Excerpt »

* begin *

Great post. I'm going to show this to management because this is exactly the idea that they advocate yet they keep hearing they should be more like Steve Jobs. Not many people would want to work for a pseudo-Jobs. Problem is, there seems to be a plethora of them out in the wilds of big corporate America.

Steve Jobs was a multi-faceted person. He definitely had a difficult personality, but I've heard he was less of an asshole than he's made out to be; the problem is, when a person lives in the spotlight, all of his worst moments get air.

He also had a different management style at Pixar than at Apple. During his first stint at Apple, he was extremely young and inexperienced. Pixar was like a research department, and he was generally nice to the people working for him. When he returned to Apple, he came into a fairly nasty culture that had been created by people other than him. If you've ever seen a company with a young wolves problem, you know that sometimes the boss has to be an asshole.

Also, my understanding is that he was generally very nice to the line engineers but hard on people VP-level and above-- and that at Apple, VP is a seriously high rank involving high-6 figure compensation (at least) rather than a 50th-birthday present (or in investment banking, a 30th-birthday present) as it is in most companies. I think that if you're making that kind of money, you can take serious scrutiny.

I agree. I don't think he would have managed to retain friendships and partnerships with engineers so successfully if he was that horrible to them.

"very nice to the line engineers but hard on people VP-level and above"

That makes me wonder about a "sandwich" model of management - a leader at the top who has a lot in common with engineers at the bottom, together putting the squeeze on management (who still wield most day-to-day authority) in the middle. Looked at another way, authority does mostly flow downward as in the traditional model, but then you "close the loop" by joining those at the bottom back up to the person at the top so that nobody's left without recourse when they think things are going awry.

* end *

Short task 1 »
In the excerpt about Steve Jobs, how did Jobs generally treat the people working for him at Pixar?
Short task 2 »
Gather every line of the records that contains the word "subject", matching case exactly.
The excerpt and the records are unrelated to each other.

Data excerpts »
* begin *

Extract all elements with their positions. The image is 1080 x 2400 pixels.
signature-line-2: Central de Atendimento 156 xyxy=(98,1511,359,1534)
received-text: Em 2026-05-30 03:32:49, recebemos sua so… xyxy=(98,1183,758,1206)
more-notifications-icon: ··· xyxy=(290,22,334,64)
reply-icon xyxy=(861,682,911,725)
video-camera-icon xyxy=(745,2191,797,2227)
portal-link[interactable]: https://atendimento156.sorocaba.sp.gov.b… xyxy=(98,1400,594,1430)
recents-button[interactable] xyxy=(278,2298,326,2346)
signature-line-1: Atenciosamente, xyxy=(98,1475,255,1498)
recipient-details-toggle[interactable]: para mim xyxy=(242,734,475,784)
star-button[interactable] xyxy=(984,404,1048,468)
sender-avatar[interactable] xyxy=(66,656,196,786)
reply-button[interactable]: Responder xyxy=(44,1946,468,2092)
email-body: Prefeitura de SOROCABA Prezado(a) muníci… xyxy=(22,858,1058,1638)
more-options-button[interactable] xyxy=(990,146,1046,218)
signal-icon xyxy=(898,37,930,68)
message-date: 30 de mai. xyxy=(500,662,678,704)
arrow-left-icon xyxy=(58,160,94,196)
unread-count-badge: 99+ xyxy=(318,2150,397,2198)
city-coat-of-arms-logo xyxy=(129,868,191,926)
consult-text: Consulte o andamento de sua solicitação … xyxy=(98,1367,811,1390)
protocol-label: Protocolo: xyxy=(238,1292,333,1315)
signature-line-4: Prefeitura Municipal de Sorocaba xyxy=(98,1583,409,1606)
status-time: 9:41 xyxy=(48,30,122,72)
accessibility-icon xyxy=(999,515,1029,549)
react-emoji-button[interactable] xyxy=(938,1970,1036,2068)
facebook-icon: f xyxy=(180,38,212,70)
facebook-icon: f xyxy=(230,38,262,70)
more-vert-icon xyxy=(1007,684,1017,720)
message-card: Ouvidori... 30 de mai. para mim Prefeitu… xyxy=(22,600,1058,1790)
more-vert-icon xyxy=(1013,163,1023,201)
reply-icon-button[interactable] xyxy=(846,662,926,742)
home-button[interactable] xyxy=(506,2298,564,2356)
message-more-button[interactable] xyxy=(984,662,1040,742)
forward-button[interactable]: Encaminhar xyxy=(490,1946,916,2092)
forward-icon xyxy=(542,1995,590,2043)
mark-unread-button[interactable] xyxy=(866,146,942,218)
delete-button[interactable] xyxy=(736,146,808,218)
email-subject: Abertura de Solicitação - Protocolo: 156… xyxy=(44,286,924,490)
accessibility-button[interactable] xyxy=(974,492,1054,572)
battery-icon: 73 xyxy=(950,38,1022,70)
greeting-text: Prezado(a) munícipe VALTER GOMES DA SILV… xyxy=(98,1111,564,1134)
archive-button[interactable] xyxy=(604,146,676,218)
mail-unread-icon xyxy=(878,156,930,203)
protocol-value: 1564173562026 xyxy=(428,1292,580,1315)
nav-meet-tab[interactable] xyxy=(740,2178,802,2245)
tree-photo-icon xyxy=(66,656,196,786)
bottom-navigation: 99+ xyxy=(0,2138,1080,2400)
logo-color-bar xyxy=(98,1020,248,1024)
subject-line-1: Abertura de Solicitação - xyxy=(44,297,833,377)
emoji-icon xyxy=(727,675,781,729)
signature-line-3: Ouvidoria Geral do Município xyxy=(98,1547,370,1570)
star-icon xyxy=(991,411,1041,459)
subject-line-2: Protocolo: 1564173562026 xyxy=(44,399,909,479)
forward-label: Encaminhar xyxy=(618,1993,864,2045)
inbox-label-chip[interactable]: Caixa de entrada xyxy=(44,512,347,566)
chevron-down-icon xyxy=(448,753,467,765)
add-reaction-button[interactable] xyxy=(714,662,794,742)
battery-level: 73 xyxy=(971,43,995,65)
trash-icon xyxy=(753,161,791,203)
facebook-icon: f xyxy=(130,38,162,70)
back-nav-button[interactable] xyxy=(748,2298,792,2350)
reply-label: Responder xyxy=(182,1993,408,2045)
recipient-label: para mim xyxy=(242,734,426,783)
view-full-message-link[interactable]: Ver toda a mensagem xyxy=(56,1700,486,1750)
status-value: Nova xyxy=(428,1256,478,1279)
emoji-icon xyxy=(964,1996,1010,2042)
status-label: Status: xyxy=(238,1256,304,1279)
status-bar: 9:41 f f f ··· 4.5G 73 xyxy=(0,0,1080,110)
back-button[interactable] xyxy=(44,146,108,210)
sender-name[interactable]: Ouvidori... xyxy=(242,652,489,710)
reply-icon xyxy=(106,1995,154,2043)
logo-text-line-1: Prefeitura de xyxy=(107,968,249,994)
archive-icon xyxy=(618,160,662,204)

* end *

Complete response 1 »
He was generally nice to them.

Complete response 2 »
email-subject: Abertura de Solicitação - Protocolo: 156… xyxy=(44,286,924,490)
subject-line-1: Abertura de Solicitação - xyxy=(44,297,833,377)
subject-line-2: Protocolo: 1564173562026 xyxy=(44,399,909,479)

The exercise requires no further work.